- _Exercise goal_: Using the data below, tally the lines that include the string "plated". Only the number is wanted.

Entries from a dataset
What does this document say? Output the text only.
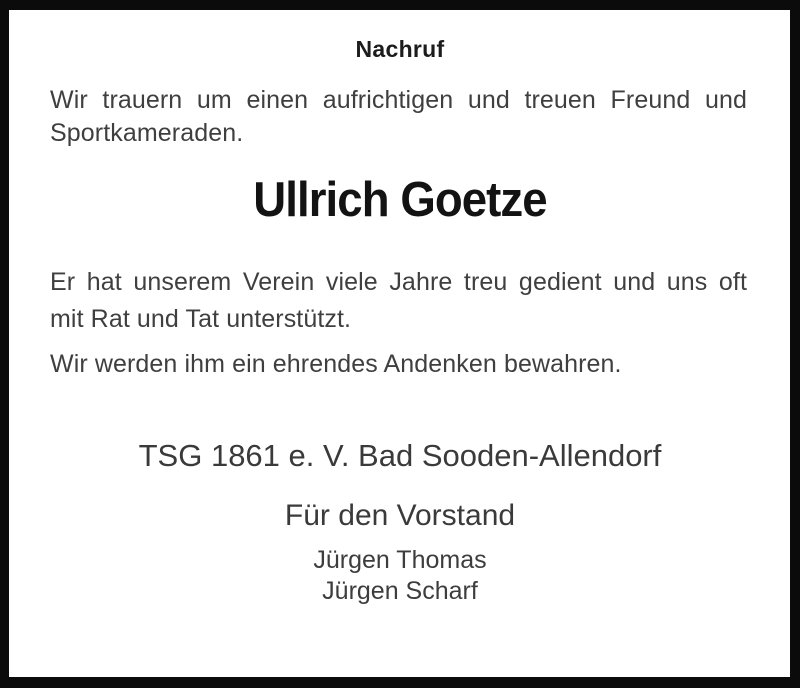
Nachruf
Wir trauern um einen aufrichtigen und treuen Freund und
Sportkameraden.
Ullrich Goetze
Er hat unserem Verein viele Jahre treu gedient und uns oft
mit Rat und Tat unterstützt.
Wir werden ihm ein ehrendes Andenken bewahren.
TSG 1861 e. V. Bad Sooden-Allendorf
Für den Vorstand
Jürgen Thomas
Jürgen Scharf
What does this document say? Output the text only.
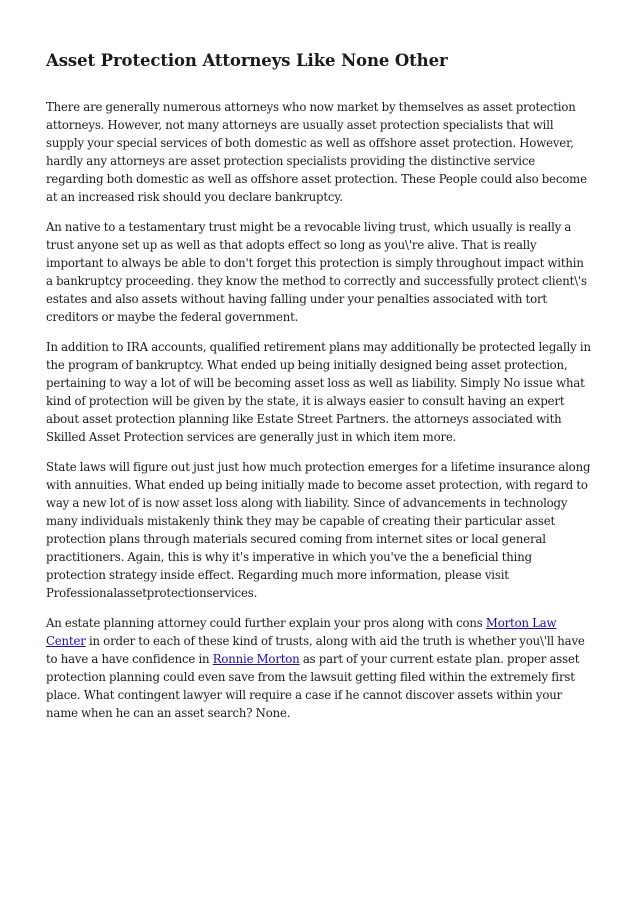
Asset Protection Attorneys Like None Other

There are generally numerous attorneys who now market by themselves as asset protection attorneys. However, not many attorneys are usually asset protection specialists that will supply your special services of both domestic as well as offshore asset protection. However, hardly any attorneys are asset protection specialists providing the distinctive service regarding both domestic as well as offshore asset protection. These People could also become at an increased risk should you declare bankruptcy.

An native to a testamentary trust might be a revocable living trust, which usually is really a trust anyone set up as well as that adopts effect so long as you\'re alive. That is really important to always be able to don't forget this protection is simply throughout impact within a bankruptcy proceeding. they know the method to correctly and successfully protect client\'s estates and also assets without having falling under your penalties associated with tort creditors or maybe the federal government.

In addition to IRA accounts, qualified retirement plans may additionally be protected legally in the program of bankruptcy. What ended up being initially designed being asset protection, pertaining to way a lot of will be becoming asset loss as well as liability. Simply No issue what kind of protection will be given by the state, it is always easier to consult having an expert about asset protection planning like Estate Street Partners. the attorneys associated with Skilled Asset Protection services are generally just in which item more.

State laws will figure out just just how much protection emerges for a lifetime insurance along with annuities. What ended up being initially made to become asset protection, with regard to way a new lot of is now asset loss along with liability. Since of advancements in technology many individuals mistakenly think they may be capable of creating their particular asset protection plans through materials secured coming from internet sites or local general practitioners. Again, this is why it's imperative in which you've the a beneficial thing protection strategy inside effect. Regarding much more information, please visit Professionalassetprotectionservices.

An estate planning attorney could further explain your pros along with cons Morton Law Center in order to each of these kind of trusts, along with aid the truth is whether you\'ll have to have a have confidence in Ronnie Morton as part of your current estate plan. proper asset protection planning could even save from the lawsuit getting filed within the extremely first place. What contingent lawyer will require a case if he cannot discover assets within your name when he can an asset search? None.
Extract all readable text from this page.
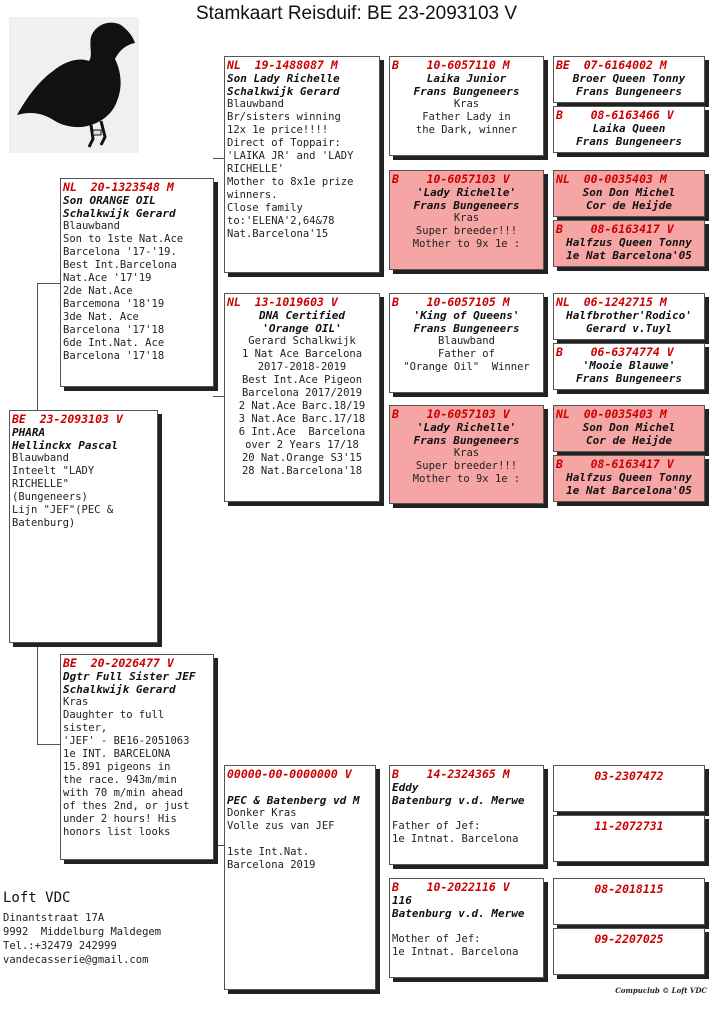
Stamkaart Reisduif: BE 23-2093103 V
BE  23-2093103 V
PHARA
Hellinckx Pascal
Blauwband
Inteelt "LADY
RICHELLE"
(Bungeneers)
Lijn "JEF"(PEC &
Batenburg)
NL  20-1323548 M
Son ORANGE OIL
Schalkwijk Gerard
Blauwband
Son to 1ste Nat.Ace
Barcelona '17-'19.
Best Int.Barcelona
Nat.Ace '17'19
2de Nat.Ace
Barcemona '18'19
3de Nat. Ace
Barcelona '17'18
6de Int.Nat. Ace
Barcelona '17'18
BE  20-2026477 V
Dgtr Full Sister JEF
Schalkwijk Gerard
Kras
Daughter to full
sister,
'JEF' - BE16-2051063
1e INT. BARCELONA
15.891 pigeons in
the race. 943m/min
with 70 m/min ahead
of thes 2nd, or just
under 2 hours! His
honors list looks
NL  19-1488087 M
Son Lady Richelle
Schalkwijk Gerard
Blauwband
Br/sisters winning
12x 1e price!!!!
Direct of Toppair:
'LAIKA JR' and 'LADY
RICHELLE'
Mother to 8x1e prize
winners.
Close family
to:'ELENA'2,64&78
Nat.Barcelona'15
NL  13-1019603 V
DNA Certified
'Orange OIL'
Gerard Schalkwijk
1 Nat Ace Barcelona
2017-2018-2019
Best Int.Ace Pigeon
Barcelona 2017/2019
2 Nat.Ace Barc.18/19
3 Nat.Ace Barc.17/18
6 Int.Ace  Barcelona
over 2 Years 17/18
20 Nat.Orange S3'15
28 Nat.Barcelona'18
00000-00-0000000 V

PEC & Batenberg vd M
Donker Kras
Volle zus van JEF

1ste Int.Nat.
Barcelona 2019
B    10-6057110 M
Laika Junior
Frans Bungeneers
Kras
Father Lady in
the Dark, winner
B    10-6057103 V
'Lady Richelle'
Frans Bungeneers
Kras
Super breeder!!!
Mother to 9x 1e :
B    10-6057105 M
'King of Queens'
Frans Bungeneers
Blauwband
Father of
"Orange Oil"  Winner
B    10-6057103 V
'Lady Richelle'
Frans Bungeneers
Kras
Super breeder!!!
Mother to 9x 1e :
B    14-2324365 M
Eddy
Batenburg v.d. Merwe

Father of Jef:
1e Intnat. Barcelona
B    10-2022116 V
116
Batenburg v.d. Merwe

Mother of Jef:
1e Intnat. Barcelona
BE  07-6164002 M
Broer Queen Tonny
Frans Bungeneers
B    08-6163466 V
Laika Queen
Frans Bungeneers
NL  00-0035403 M
Son Don Michel
Cor de Heijde
B    08-6163417 V
Halfzus Queen Tonny
1e Nat Barcelona'05
NL  06-1242715 M
Halfbrother'Rodico'
Gerard v.Tuyl
B    06-6374774 V
'Mooie Blauwe'
Frans Bungeneers
NL  00-0035403 M
Son Don Michel
Cor de Heijde
B    08-6163417 V
Halfzus Queen Tonny
1e Nat Barcelona'05
03-2307472
11-2072731
08-2018115
09-2207025
Loft VDC
Dinantstraat 17A
9992  Middelburg Maldegem
Tel.:+32479 242999
vandecasserie@gmail.com
Compuclub © Loft VDC
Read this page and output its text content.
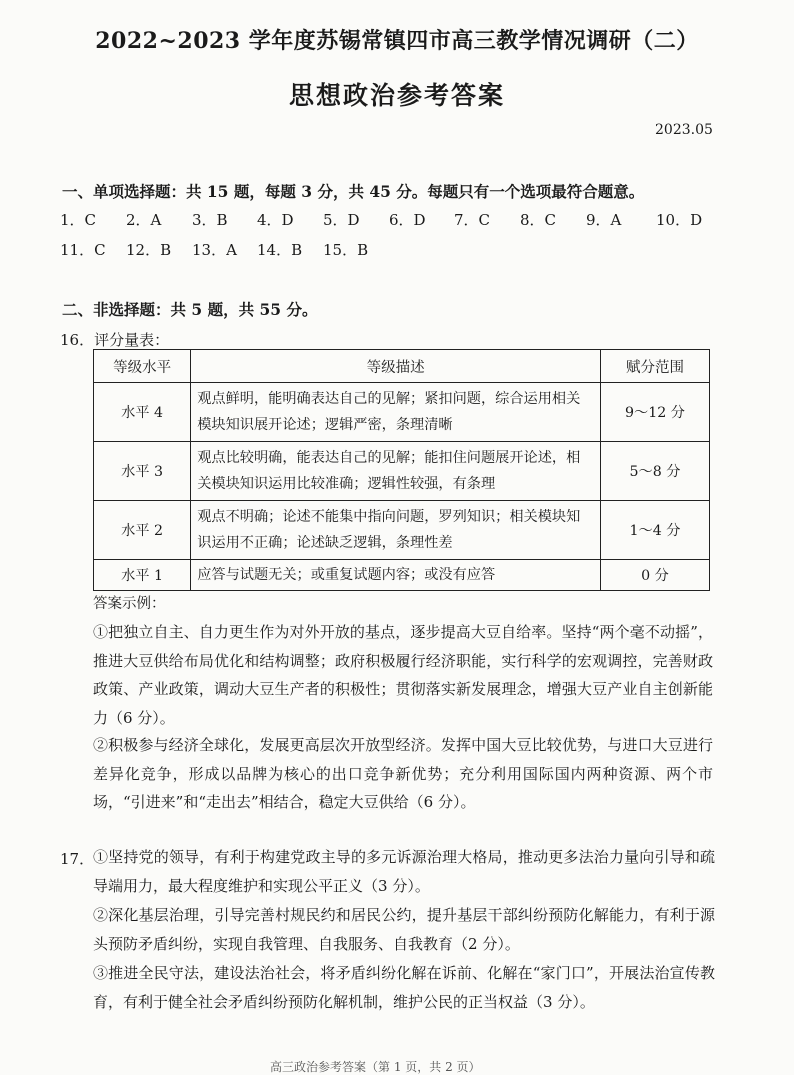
2022~2023 学年度苏锡常镇四市高三教学情况调研（二）
思想政治参考答案
2023.05
一、单项选择题：共 15 题，每题 3 分，共 45 分。每题只有一个选项最符合题意。
1．C 2．A 3．B 4．D 5．D 6．D 7．C 8．C 9．A 10．D
11．C 12．B 13．A 14．B 15．B
二、非选择题：共 5 题，共 55 分。
16．评分量表：
等级水平	等级描述	赋分范围
水平 4	观点鲜明，能明确表达自己的见解；紧扣问题，综合运用相关模块知识展开论述；逻辑严密，条理清晰	9～12 分
水平 3	观点比较明确，能表达自己的见解；能扣住问题展开论述，相关模块知识运用比较准确；逻辑性较强，有条理	5～8 分
水平 2	观点不明确；论述不能集中指向问题，罗列知识；相关模块知识运用不正确；论述缺乏逻辑，条理性差	1～4 分
水平 1	应答与试题无关；或重复试题内容；或没有应答	0 分
答案示例：
①把独立自主、自力更生作为对外开放的基点，逐步提高大豆自给率。坚持“两个毫不动摇”，推进大豆供给布局优化和结构调整；政府积极履行经济职能，实行科学的宏观调控，完善财政政策、产业政策，调动大豆生产者的积极性；贯彻落实新发展理念，增强大豆产业自主创新能力（6 分）。
②积极参与经济全球化，发展更高层次开放型经济。发挥中国大豆比较优势，与进口大豆进行差异化竞争，形成以品牌为核心的出口竞争新优势；充分利用国际国内两种资源、两个市场，“引进来”和“走出去”相结合，稳定大豆供给（6 分）。
17．
①坚持党的领导，有利于构建党政主导的多元诉源治理大格局，推动更多法治力量向引导和疏导端用力，最大程度维护和实现公平正义（3 分）。
②深化基层治理，引导完善村规民约和居民公约，提升基层干部纠纷预防化解能力，有利于源头预防矛盾纠纷，实现自我管理、自我服务、自我教育（2 分）。
③推进全民守法，建设法治社会，将矛盾纠纷化解在诉前、化解在“家门口”，开展法治宣传教育，有利于健全社会矛盾纠纷预防化解机制，维护公民的正当权益（3 分）。
高三政治参考答案（第 1 页，共 2 页）
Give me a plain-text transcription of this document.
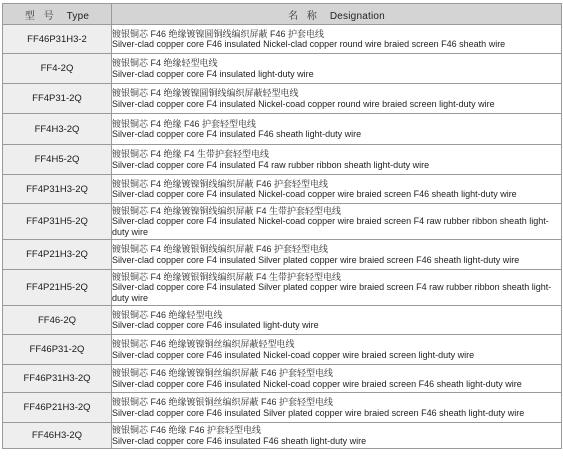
型 号 Type	名 称 Designation
FF46P31H3-2	镀银铜芯 F46 绝缘镀镍圆铜线编织屏蔽 F46 护套电线
Silver-clad copper core F46 insulated Nickel-clad copper round wire braied screen F46 sheath wire

FF4-2Q	镀银铜芯 F4 绝缘轻型电线
Silver-clad copper core F4 insulated light-duty wire

FF4P31-2Q	镀银铜芯 F4 绝缘镀镍圆铜线编织屏蔽轻型电线
Silver-clad copper core F4 insulated Nickel-coad copper round wire braied screen light-duty wire

FF4H3-2Q	镀银铜芯 F4 绝缘 F46 护套轻型电线
Silver-clad copper core F4 insulated F46 sheath light-duty wire

FF4H5-2Q	镀银铜芯 F4 绝缘 F4 生带护套轻型电线
Silver-clad copper core F4 insulated F4 raw rubber ribbon sheath light-duty wire

FF4P31H3-2Q	镀银铜芯 F4 绝缘镀镍铜线编织屏蔽 F46 护套轻型电线
Silver-clad copper core F4 insulated Nickel-coad copper wire braied screen F46 sheath light-duty wire

FF4P31H5-2Q	镀银铜芯 F4 绝缘镀镍铜线编织屏蔽 F4 生带护套轻型电线
Silver-clad copper core F4 insulated Nickel-coad copper wire braied screen F4 raw rubber ribbon sheath light-duty wire

FF4P21H3-2Q	镀银铜芯 F4 绝缘镀银铜线编织屏蔽 F46 护套轻型电线
Silver-clad copper core F4 insulated Silver plated copper wire braied screen F46 sheath light-duty wire

FF4P21H5-2Q	镀银铜芯 F4 绝缘镀银铜线编织屏蔽 F4 生带护套轻型电线
Silver-clad copper core F4 insulated Silver plated copper wire braied screen F4 raw rubber ribbon sheath light-duty wire

FF46-2Q	镀银铜芯 F46 绝缘轻型电线
Silver-clad copper core F46 insulated light-duty wire

FF46P31-2Q	镀银铜芯 F46 绝缘镀镍铜丝编织屏蔽轻型电线
Silver-clad copper core F46 insulated Nickel-coad copper wire braied screen light-duty wire

FF46P31H3-2Q	镀银铜芯 F46 绝缘镀镍铜丝编织屏蔽 F46 护套轻型电线
Silver-clad copper core F46 insulated Nickel-coad copper wire braied screen F46 sheath light-duty wire

FF46P21H3-2Q	镀银铜芯 F46 绝缘镀银铜丝编织屏蔽 F46 护套轻型电线
Silver-clad copper core F46 insulated Silver plated copper wire braied screen F46 sheath light-duty wire

FF46H3-2Q	镀银铜芯 F46 绝缘 F46 护套轻型电线
Silver-clad copper core F46 insulated F46 sheath light-duty wire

- _Response to this task_: 3